=== What is expected ===
In the data that follows, count every line holding the string "Γραμματέας" and give the count alone.

=== Information shown ===
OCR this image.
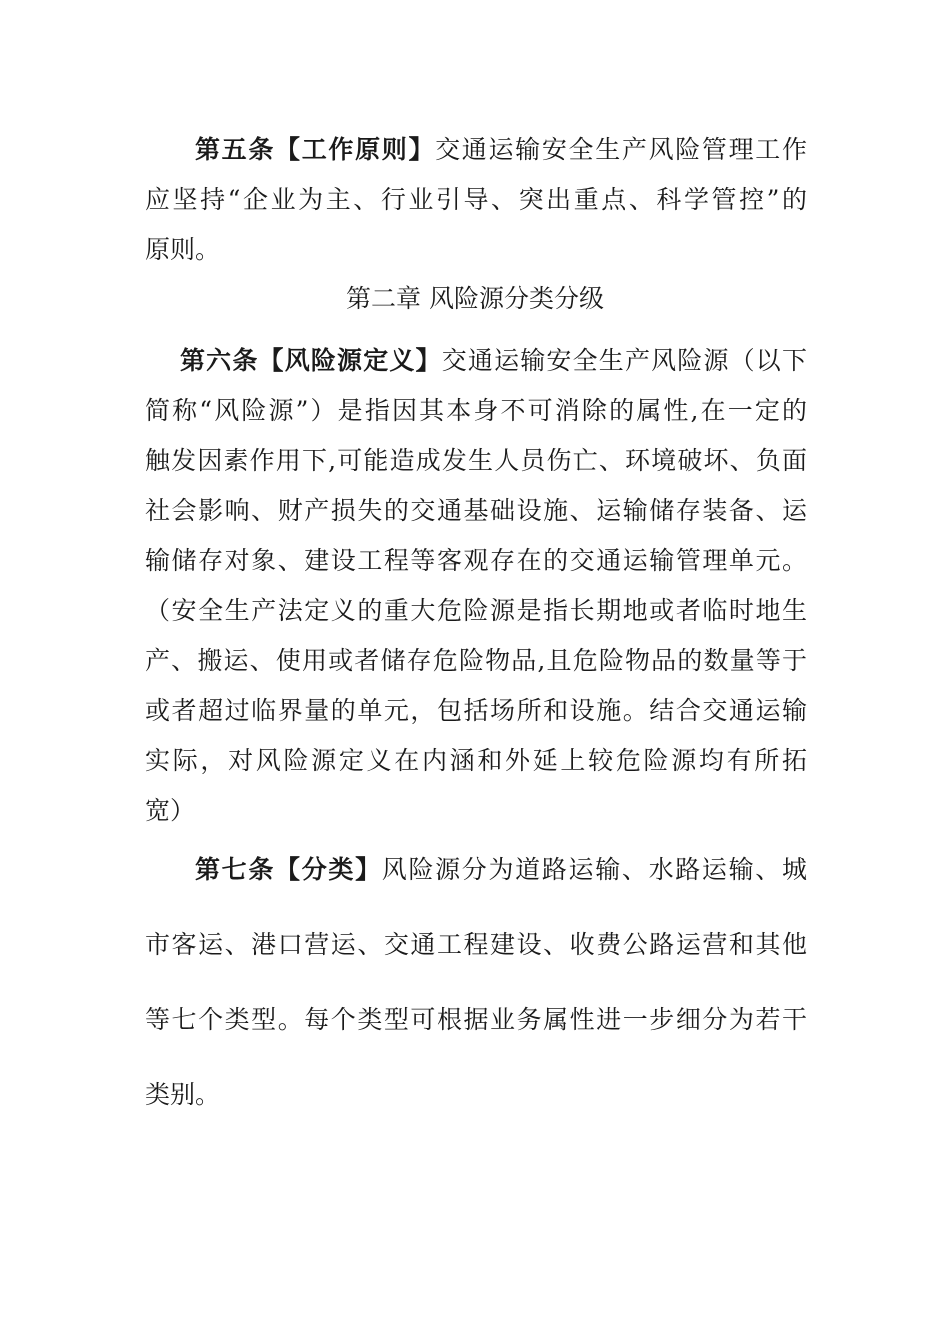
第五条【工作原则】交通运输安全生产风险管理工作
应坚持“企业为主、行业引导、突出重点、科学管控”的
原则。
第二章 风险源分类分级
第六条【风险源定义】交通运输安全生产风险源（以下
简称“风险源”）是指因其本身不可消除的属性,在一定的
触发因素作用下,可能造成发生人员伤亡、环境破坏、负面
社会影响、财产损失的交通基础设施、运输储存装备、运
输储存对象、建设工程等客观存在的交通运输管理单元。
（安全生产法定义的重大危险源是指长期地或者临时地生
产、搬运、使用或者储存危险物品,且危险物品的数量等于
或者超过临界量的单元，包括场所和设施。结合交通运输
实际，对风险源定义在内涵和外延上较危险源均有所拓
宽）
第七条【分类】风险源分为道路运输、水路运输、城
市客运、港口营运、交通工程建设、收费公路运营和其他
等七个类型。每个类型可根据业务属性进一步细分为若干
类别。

* * *

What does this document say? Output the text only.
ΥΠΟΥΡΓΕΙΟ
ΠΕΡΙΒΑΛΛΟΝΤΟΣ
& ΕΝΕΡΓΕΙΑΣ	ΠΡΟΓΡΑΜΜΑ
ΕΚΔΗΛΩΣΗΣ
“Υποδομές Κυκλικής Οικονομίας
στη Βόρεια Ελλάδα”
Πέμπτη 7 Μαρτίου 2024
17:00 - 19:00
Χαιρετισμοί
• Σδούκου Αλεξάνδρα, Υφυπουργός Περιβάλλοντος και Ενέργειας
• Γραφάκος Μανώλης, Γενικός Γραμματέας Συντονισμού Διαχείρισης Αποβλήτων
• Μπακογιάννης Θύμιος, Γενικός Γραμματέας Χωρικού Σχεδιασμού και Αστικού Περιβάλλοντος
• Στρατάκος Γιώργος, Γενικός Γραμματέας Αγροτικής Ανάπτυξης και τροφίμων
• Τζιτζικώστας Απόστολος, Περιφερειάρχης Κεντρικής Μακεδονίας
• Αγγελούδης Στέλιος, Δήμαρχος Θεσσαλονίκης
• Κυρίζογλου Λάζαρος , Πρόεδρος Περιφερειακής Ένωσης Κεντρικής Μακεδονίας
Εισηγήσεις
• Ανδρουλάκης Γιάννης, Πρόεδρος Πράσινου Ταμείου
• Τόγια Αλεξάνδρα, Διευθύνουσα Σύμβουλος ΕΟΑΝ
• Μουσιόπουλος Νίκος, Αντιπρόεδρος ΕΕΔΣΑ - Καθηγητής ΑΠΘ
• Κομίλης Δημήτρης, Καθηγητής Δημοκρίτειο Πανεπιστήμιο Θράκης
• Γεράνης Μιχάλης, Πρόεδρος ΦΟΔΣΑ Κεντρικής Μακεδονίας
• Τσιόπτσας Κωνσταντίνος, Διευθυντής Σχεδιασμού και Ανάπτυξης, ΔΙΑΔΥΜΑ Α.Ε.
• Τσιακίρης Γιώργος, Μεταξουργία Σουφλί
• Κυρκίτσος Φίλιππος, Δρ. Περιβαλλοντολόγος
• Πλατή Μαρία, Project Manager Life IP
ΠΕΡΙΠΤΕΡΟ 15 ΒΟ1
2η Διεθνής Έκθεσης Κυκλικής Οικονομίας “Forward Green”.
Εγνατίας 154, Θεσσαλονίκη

=== Solution ===
3